Copy out the stretch of the data from its first line through the line that contains "staticText: y: [173, 407, 184, 435]", word for word, with both ends included.

* _Material for the task_:
******

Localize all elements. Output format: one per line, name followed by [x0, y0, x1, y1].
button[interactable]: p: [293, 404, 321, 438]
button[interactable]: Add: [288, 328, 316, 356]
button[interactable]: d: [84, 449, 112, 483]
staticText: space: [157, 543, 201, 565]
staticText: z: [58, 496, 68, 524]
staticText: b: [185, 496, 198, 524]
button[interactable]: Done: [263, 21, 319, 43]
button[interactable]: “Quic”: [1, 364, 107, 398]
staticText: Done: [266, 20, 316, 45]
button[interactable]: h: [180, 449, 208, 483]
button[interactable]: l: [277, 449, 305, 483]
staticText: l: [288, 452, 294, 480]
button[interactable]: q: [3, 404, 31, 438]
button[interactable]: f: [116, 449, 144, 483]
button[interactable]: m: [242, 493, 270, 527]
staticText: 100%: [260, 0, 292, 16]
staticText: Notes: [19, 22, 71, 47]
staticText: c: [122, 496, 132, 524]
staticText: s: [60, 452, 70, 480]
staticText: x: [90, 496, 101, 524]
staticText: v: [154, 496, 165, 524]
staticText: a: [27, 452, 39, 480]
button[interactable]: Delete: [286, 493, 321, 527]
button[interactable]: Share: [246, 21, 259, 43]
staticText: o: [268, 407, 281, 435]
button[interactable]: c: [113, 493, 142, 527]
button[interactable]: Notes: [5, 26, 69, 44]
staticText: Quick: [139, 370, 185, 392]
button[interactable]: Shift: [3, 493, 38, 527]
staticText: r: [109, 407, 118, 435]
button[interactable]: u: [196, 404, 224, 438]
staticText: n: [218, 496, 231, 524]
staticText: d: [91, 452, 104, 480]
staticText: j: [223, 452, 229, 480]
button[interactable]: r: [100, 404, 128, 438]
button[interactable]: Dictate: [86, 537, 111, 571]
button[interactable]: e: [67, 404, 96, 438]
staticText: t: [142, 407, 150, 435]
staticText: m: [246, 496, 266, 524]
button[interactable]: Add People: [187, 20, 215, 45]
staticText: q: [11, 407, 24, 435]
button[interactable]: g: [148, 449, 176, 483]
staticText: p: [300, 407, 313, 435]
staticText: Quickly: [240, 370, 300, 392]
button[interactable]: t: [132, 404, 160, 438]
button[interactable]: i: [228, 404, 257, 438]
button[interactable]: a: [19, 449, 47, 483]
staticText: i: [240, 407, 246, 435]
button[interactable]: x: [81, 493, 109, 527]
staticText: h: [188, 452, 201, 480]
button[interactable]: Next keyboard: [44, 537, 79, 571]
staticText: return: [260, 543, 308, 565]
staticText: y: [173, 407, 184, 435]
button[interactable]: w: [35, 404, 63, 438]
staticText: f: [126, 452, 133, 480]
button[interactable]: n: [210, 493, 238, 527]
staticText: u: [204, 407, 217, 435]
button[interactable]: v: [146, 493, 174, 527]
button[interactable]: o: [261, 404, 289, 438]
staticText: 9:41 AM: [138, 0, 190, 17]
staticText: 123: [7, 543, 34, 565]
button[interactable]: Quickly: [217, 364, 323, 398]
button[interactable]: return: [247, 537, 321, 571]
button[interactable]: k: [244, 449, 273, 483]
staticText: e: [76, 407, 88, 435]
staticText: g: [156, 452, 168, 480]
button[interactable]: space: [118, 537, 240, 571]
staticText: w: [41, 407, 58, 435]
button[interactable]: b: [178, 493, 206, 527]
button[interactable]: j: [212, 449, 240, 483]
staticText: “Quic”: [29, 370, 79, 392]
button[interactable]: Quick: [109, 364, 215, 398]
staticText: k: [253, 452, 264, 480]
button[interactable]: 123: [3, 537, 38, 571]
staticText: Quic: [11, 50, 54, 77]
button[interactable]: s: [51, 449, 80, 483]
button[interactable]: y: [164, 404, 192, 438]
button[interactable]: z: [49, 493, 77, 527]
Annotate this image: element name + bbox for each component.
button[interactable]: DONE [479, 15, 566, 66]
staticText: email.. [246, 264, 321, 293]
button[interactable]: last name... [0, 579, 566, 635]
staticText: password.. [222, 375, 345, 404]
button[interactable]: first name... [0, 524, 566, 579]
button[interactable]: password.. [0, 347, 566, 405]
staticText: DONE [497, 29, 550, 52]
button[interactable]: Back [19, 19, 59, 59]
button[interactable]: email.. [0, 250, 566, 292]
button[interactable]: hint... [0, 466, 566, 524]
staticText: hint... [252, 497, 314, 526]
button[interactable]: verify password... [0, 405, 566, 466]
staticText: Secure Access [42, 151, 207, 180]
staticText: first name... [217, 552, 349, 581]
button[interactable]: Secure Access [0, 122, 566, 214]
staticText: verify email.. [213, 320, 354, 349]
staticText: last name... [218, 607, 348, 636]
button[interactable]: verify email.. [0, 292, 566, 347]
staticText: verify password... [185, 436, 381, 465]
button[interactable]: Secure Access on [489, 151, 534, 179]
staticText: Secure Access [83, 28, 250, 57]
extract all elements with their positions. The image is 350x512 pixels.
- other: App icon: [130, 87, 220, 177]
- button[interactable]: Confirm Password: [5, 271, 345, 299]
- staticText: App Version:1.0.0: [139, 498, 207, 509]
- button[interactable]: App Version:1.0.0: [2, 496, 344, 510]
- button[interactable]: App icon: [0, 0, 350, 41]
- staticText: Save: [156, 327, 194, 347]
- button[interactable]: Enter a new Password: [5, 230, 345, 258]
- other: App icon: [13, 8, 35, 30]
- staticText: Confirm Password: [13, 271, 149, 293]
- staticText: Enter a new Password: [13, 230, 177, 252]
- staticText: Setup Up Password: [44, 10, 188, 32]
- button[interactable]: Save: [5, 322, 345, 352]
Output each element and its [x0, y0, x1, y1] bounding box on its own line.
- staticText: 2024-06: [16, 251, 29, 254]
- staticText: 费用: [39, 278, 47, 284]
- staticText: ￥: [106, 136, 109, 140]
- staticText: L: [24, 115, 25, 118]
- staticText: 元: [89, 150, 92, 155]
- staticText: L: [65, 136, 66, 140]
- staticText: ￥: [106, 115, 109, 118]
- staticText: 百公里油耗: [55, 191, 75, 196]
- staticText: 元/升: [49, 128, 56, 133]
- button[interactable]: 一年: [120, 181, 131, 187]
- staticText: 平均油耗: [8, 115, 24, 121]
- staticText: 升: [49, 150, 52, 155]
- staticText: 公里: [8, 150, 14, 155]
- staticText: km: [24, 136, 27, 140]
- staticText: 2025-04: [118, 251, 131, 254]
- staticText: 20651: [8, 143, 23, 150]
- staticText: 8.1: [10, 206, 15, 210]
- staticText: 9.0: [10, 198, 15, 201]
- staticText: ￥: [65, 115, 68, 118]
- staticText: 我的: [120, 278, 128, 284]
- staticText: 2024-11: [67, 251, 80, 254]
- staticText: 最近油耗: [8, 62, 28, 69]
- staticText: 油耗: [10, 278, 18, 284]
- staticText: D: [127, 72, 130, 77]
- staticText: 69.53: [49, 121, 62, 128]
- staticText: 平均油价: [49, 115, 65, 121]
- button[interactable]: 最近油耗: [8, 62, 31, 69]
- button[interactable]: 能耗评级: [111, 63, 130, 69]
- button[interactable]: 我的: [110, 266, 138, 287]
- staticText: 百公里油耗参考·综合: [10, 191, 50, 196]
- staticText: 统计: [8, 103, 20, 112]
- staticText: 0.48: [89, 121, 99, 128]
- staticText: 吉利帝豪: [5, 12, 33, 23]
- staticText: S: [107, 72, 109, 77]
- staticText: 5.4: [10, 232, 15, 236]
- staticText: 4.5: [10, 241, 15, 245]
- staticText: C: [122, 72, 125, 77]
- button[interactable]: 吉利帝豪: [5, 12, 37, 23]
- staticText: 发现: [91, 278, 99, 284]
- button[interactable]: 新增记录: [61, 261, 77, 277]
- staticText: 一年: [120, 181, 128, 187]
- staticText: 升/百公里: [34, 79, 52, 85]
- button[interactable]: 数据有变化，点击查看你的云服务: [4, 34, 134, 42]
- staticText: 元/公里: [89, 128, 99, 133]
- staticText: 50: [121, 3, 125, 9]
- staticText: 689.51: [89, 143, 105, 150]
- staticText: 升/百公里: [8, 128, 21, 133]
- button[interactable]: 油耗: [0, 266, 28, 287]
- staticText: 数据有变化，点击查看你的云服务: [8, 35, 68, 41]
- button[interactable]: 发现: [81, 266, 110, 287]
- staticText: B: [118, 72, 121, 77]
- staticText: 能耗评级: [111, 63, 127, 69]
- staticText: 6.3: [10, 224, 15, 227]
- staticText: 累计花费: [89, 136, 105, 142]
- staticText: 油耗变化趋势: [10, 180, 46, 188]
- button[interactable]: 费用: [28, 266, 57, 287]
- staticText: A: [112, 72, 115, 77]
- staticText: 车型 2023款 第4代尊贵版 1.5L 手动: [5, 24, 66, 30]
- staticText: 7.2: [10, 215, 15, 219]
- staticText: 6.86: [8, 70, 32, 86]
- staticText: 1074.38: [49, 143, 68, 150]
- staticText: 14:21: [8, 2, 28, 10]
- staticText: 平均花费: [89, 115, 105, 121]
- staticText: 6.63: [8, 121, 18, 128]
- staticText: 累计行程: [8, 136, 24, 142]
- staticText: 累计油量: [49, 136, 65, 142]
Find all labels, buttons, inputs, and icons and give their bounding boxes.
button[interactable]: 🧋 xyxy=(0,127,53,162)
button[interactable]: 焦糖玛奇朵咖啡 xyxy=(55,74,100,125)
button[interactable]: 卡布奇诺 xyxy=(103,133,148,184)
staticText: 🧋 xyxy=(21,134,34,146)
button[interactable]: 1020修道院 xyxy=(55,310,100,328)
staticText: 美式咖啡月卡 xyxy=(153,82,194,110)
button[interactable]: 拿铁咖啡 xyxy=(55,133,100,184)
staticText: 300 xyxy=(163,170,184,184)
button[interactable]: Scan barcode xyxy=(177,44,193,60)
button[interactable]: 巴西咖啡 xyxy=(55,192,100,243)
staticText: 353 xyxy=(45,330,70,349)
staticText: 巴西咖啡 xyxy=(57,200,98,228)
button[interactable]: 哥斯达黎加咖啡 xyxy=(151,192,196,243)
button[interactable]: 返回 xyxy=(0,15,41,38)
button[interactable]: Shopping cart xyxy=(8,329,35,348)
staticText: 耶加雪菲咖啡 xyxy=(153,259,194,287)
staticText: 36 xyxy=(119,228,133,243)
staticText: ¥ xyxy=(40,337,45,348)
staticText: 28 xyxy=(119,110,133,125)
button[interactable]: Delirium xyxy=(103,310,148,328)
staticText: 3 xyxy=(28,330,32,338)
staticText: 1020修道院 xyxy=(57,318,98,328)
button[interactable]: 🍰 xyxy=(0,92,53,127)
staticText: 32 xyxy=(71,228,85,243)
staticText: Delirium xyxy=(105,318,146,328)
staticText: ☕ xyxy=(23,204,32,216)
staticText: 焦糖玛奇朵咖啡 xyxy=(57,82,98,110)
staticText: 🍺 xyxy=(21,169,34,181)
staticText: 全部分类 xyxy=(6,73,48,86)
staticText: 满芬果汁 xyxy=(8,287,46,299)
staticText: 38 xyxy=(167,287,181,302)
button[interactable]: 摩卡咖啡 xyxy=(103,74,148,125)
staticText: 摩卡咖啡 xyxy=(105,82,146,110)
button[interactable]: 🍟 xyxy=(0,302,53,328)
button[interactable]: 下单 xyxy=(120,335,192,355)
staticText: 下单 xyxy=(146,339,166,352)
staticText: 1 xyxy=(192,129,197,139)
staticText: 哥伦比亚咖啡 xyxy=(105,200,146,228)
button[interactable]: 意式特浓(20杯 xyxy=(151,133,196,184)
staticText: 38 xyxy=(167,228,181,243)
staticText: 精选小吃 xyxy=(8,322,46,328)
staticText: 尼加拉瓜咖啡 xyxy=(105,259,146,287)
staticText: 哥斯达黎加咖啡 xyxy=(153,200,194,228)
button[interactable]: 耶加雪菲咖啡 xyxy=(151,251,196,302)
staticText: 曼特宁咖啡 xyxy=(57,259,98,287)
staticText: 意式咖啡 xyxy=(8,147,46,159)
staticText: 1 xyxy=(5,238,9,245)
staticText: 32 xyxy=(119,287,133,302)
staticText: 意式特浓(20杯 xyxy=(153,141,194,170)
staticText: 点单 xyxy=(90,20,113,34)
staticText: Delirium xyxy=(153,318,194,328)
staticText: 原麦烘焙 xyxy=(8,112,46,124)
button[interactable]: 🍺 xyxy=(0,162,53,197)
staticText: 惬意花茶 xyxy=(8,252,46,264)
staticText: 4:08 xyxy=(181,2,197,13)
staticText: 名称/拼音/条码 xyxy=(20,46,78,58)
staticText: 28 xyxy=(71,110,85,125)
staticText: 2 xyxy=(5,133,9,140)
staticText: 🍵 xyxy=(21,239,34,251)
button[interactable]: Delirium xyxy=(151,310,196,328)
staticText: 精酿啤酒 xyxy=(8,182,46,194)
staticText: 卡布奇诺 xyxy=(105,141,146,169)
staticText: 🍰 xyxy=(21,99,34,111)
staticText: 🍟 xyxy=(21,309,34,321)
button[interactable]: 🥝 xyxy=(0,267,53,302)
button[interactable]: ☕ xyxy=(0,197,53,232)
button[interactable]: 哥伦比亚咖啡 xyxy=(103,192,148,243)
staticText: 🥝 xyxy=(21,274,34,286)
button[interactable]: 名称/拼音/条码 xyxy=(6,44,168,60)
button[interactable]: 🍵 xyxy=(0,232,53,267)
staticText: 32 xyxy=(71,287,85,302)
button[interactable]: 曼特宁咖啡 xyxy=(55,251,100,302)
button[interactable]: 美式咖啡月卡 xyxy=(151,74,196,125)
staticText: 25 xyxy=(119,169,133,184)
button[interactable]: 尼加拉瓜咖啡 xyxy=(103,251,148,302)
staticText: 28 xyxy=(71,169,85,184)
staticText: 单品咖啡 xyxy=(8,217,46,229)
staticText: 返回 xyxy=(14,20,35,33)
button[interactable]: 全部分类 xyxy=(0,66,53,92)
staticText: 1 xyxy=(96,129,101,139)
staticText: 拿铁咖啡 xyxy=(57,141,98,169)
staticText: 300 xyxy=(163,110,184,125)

******

* _Response below_:
Localize all elements. Output format: one per line, name followed by [x0, y0, x1, y1].
button[interactable]: p: [293, 404, 321, 438]
button[interactable]: Add: [288, 328, 316, 356]
button[interactable]: d: [84, 449, 112, 483]
staticText: space: [157, 543, 201, 565]
staticText: z: [58, 496, 68, 524]
staticText: b: [185, 496, 198, 524]
button[interactable]: Done: [263, 21, 319, 43]
button[interactable]: “Quic”: [1, 364, 107, 398]
staticText: Done: [266, 20, 316, 45]
button[interactable]: h: [180, 449, 208, 483]
button[interactable]: l: [277, 449, 305, 483]
staticText: l: [288, 452, 294, 480]
button[interactable]: q: [3, 404, 31, 438]
button[interactable]: f: [116, 449, 144, 483]
button[interactable]: m: [242, 493, 270, 527]
staticText: 100%: [260, 0, 292, 16]
staticText: Notes: [19, 22, 71, 47]
staticText: c: [122, 496, 132, 524]
staticText: s: [60, 452, 70, 480]
staticText: x: [90, 496, 101, 524]
staticText: v: [154, 496, 165, 524]
staticText: a: [27, 452, 39, 480]
button[interactable]: Delete: [286, 493, 321, 527]
button[interactable]: Share: [246, 21, 259, 43]
staticText: o: [268, 407, 281, 435]
button[interactable]: c: [113, 493, 142, 527]
button[interactable]: Notes: [5, 26, 69, 44]
staticText: Quick: [139, 370, 185, 392]
button[interactable]: Shift: [3, 493, 38, 527]
staticText: r: [109, 407, 118, 435]
button[interactable]: u: [196, 404, 224, 438]
staticText: n: [218, 496, 231, 524]
staticText: d: [91, 452, 104, 480]
staticText: j: [223, 452, 229, 480]
button[interactable]: r: [100, 404, 128, 438]
button[interactable]: Dictate: [86, 537, 111, 571]
button[interactable]: e: [67, 404, 96, 438]
staticText: t: [142, 407, 150, 435]
staticText: m: [246, 496, 266, 524]
button[interactable]: Add People: [187, 20, 215, 45]
staticText: q: [11, 407, 24, 435]
button[interactable]: g: [148, 449, 176, 483]
staticText: p: [300, 407, 313, 435]
staticText: Quickly: [240, 370, 300, 392]
button[interactable]: t: [132, 404, 160, 438]
button[interactable]: i: [228, 404, 257, 438]
button[interactable]: a: [19, 449, 47, 483]
staticText: i: [240, 407, 246, 435]
button[interactable]: x: [81, 493, 109, 527]
staticText: h: [188, 452, 201, 480]
button[interactable]: Next keyboard: [44, 537, 79, 571]
staticText: return: [260, 543, 308, 565]
staticText: y: [173, 407, 184, 435]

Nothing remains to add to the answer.